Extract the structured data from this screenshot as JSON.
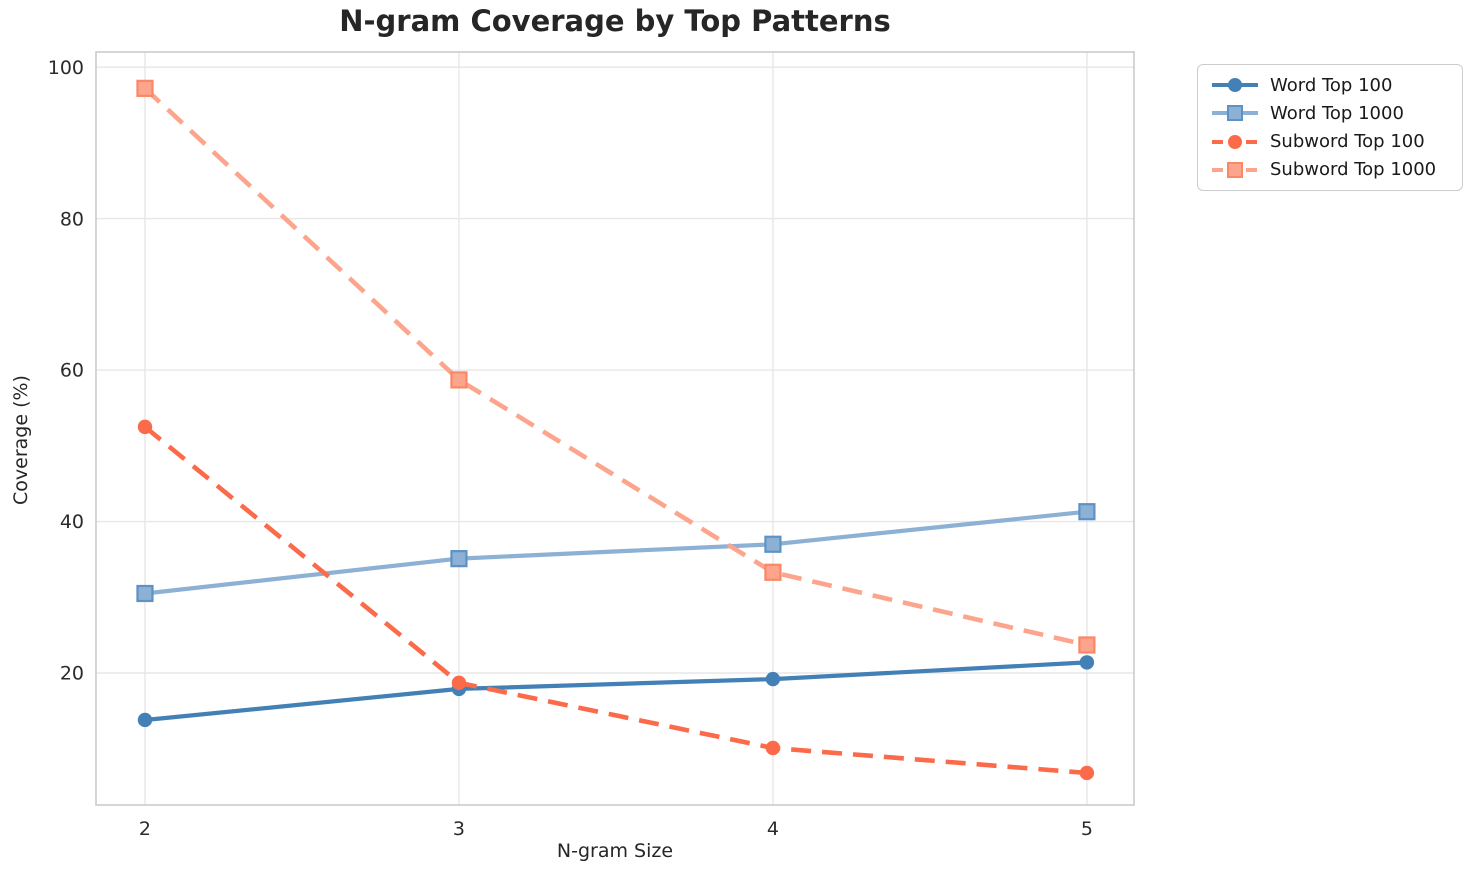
{
  "chart_data": {
    "type": "line",
    "title": "N-gram Coverage by Top Patterns",
    "xlabel": "N-gram Size",
    "ylabel": "Coverage (%)",
    "x": [
      2,
      3,
      4,
      5
    ],
    "xticks": [
      "2",
      "3",
      "4",
      "5"
    ],
    "yticks": [
      20,
      40,
      60,
      80,
      100
    ],
    "xlim": [
      1.844,
      5.15
    ],
    "ylim": [
      2.57,
      102.0
    ],
    "grid": true,
    "grid_color": "#e7e7e7",
    "spine_color": "#cbcbcb",
    "legend_position": "outside-top-right",
    "series": [
      {
        "name": "Word Top 100",
        "values": [
          13.8,
          17.9,
          19.2,
          21.4
        ],
        "color": "#4380b5",
        "edge": "#4380b5",
        "marker": "circle",
        "dash": "solid"
      },
      {
        "name": "Word Top 1000",
        "values": [
          30.5,
          35.1,
          37.0,
          41.3
        ],
        "color": "#8cb1d4",
        "edge": "#5e92c4",
        "marker": "square",
        "dash": "solid"
      },
      {
        "name": "Subword Top 100",
        "values": [
          52.5,
          18.7,
          10.1,
          6.8
        ],
        "color": "#fb6b4a",
        "edge": "#fb6b4a",
        "marker": "circle",
        "dash": "dashed"
      },
      {
        "name": "Subword Top 1000",
        "values": [
          97.2,
          58.7,
          33.3,
          23.7
        ],
        "color": "#fca58c",
        "edge": "#fa8766",
        "marker": "square",
        "dash": "dashed"
      }
    ]
  }
}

--

■ What to work on ■
Each record above should be copied character for character, with pictures dropped.

■ Exercise result ■
Extract the structured data from this screenshot as JSON.
{
  "chart_data": {
    "type": "line",
    "title": "N-gram Coverage by Top Patterns",
    "xlabel": "N-gram Size",
    "ylabel": "Coverage (%)",
    "x": [
      2,
      3,
      4,
      5
    ],
    "xticks": [
      "2",
      "3",
      "4",
      "5"
    ],
    "yticks": [
      20,
      40,
      60,
      80,
      100
    ],
    "xlim": [
      1.844,
      5.15
    ],
    "ylim": [
      2.57,
      102.0
    ],
    "grid": true,
    "grid_color": "#e7e7e7",
    "spine_color": "#cbcbcb",
    "legend_position": "outside-top-right",
    "series": [
      {
        "name": "Word Top 100",
        "values": [
          13.8,
          17.9,
          19.2,
          21.4
        ],
        "color": "#4380b5",
        "edge": "#4380b5",
        "marker": "circle",
        "dash": "solid"
      },
      {
        "name": "Word Top 1000",
        "values": [
          30.5,
          35.1,
          37.0,
          41.3
        ],
        "color": "#8cb1d4",
        "edge": "#5e92c4",
        "marker": "square",
        "dash": "solid"
      },
      {
        "name": "Subword Top 100",
        "values": [
          52.5,
          18.7,
          10.1,
          6.8
        ],
        "color": "#fb6b4a",
        "edge": "#fb6b4a",
        "marker": "circle",
        "dash": "dashed"
      },
      {
        "name": "Subword Top 1000",
        "values": [
          97.2,
          58.7,
          33.3,
          23.7
        ],
        "color": "#fca58c",
        "edge": "#fa8766",
        "marker": "square",
        "dash": "dashed"
      }
    ]
  }
}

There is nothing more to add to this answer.